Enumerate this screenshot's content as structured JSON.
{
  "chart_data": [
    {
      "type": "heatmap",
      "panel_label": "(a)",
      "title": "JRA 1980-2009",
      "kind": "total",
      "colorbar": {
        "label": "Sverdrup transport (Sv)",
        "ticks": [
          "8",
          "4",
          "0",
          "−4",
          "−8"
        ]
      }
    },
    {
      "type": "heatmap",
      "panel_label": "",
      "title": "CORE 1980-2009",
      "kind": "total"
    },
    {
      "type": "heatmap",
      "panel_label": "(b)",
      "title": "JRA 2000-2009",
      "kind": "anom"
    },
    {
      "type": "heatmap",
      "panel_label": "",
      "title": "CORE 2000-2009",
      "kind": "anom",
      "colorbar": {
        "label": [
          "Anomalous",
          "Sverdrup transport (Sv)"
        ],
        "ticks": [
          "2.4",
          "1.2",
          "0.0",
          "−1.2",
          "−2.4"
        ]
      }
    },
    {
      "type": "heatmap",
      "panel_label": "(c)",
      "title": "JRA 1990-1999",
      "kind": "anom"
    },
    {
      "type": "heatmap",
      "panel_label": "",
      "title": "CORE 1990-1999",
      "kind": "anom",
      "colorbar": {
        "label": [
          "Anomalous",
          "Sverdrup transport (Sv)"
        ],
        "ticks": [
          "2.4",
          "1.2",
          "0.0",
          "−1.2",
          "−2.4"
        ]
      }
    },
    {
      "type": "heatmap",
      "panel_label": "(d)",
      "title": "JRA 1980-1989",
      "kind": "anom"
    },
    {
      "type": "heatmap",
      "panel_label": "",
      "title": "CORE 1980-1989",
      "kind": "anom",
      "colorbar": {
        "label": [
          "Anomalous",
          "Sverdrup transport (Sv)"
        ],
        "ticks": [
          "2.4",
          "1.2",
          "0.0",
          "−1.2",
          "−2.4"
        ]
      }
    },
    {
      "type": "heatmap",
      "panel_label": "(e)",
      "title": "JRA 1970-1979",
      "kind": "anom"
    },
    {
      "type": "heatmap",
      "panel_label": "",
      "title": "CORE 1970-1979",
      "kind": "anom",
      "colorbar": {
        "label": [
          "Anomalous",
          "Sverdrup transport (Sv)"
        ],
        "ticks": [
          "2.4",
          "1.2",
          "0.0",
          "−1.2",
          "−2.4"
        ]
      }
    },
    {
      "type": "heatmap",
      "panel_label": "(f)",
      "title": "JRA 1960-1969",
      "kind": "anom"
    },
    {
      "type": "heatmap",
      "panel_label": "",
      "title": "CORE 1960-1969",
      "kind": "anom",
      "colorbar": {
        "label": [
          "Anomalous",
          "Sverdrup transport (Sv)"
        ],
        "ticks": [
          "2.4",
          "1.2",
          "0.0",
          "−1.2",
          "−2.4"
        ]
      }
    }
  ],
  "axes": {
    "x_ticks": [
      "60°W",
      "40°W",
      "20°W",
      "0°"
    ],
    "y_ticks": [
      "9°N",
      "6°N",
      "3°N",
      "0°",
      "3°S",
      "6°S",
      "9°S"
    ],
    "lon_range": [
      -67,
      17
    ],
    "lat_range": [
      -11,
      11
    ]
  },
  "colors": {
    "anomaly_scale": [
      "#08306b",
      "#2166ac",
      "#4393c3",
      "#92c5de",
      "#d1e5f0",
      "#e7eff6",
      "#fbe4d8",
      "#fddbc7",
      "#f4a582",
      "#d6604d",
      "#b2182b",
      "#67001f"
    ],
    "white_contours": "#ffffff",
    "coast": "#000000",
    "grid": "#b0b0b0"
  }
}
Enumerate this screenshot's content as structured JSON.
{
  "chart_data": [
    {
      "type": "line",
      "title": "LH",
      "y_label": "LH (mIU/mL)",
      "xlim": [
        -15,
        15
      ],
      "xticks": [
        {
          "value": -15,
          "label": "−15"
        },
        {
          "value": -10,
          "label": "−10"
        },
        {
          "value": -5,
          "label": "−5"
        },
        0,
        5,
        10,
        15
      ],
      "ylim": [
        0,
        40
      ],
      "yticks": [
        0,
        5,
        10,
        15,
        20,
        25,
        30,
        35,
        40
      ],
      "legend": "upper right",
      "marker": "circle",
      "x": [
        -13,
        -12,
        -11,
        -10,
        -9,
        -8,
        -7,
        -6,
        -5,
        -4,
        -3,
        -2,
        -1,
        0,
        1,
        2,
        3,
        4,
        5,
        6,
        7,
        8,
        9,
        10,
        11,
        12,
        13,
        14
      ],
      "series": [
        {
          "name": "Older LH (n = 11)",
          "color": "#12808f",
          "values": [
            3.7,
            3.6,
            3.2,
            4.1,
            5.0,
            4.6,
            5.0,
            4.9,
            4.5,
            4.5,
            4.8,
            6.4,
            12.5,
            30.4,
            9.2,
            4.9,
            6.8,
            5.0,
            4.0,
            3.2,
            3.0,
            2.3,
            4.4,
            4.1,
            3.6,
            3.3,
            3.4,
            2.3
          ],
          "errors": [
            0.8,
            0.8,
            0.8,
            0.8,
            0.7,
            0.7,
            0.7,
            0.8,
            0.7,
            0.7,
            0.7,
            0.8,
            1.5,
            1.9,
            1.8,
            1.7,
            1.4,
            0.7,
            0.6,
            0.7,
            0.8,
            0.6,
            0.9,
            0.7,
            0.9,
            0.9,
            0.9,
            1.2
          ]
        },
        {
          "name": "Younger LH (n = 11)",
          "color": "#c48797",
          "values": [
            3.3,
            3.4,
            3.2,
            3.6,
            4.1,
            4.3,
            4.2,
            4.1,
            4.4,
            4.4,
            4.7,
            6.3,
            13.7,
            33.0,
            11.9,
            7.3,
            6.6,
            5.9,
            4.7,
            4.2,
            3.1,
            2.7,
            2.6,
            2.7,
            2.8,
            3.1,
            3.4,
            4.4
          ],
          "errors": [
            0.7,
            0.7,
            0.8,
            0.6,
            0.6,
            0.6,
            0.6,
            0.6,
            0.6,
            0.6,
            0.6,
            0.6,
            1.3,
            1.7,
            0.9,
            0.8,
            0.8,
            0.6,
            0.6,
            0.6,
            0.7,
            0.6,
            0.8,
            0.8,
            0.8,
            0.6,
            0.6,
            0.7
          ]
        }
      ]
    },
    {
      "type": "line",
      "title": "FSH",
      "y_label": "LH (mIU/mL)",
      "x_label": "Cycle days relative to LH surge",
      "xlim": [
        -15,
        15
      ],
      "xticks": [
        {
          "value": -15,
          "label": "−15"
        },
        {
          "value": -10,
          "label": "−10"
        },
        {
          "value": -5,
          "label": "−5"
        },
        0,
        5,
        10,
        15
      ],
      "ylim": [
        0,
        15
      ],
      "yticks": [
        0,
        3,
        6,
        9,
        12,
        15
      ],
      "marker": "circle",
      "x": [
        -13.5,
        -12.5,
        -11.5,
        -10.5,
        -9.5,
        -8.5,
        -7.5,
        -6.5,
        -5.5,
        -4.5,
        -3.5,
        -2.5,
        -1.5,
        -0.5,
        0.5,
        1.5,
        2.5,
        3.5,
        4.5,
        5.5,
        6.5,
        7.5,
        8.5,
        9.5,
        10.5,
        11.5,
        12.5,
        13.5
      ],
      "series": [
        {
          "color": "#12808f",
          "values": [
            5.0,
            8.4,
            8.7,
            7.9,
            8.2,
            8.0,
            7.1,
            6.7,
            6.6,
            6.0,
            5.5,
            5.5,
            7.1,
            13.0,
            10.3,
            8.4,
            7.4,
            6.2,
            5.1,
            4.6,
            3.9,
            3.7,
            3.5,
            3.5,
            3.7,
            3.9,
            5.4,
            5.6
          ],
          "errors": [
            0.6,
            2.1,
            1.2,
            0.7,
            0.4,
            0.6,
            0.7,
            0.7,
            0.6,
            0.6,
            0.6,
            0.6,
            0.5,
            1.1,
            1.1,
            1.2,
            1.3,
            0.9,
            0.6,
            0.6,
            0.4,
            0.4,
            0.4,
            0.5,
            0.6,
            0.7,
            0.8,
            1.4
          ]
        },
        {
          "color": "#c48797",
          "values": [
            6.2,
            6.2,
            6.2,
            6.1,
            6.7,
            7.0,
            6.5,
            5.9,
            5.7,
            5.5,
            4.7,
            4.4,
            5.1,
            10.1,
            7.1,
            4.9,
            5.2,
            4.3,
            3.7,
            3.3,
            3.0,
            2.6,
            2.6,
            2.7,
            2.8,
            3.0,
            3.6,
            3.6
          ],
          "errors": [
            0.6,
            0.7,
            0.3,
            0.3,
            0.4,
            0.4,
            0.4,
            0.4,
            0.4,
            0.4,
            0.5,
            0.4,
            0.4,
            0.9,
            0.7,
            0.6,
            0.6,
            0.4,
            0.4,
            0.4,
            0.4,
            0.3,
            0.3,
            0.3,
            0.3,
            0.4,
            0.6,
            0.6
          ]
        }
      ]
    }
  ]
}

_ _ _ _ _

Problem to work on: Copy every line in the entries above that has the string "CORE" in it.

Correct output:
      "title": "CORE 1980-2009",
      "title": "CORE 2000-2009",
      "title": "CORE 1990-1999",
      "title": "CORE 1980-1989",
      "title": "CORE 1970-1979",
      "title": "CORE 1960-1969",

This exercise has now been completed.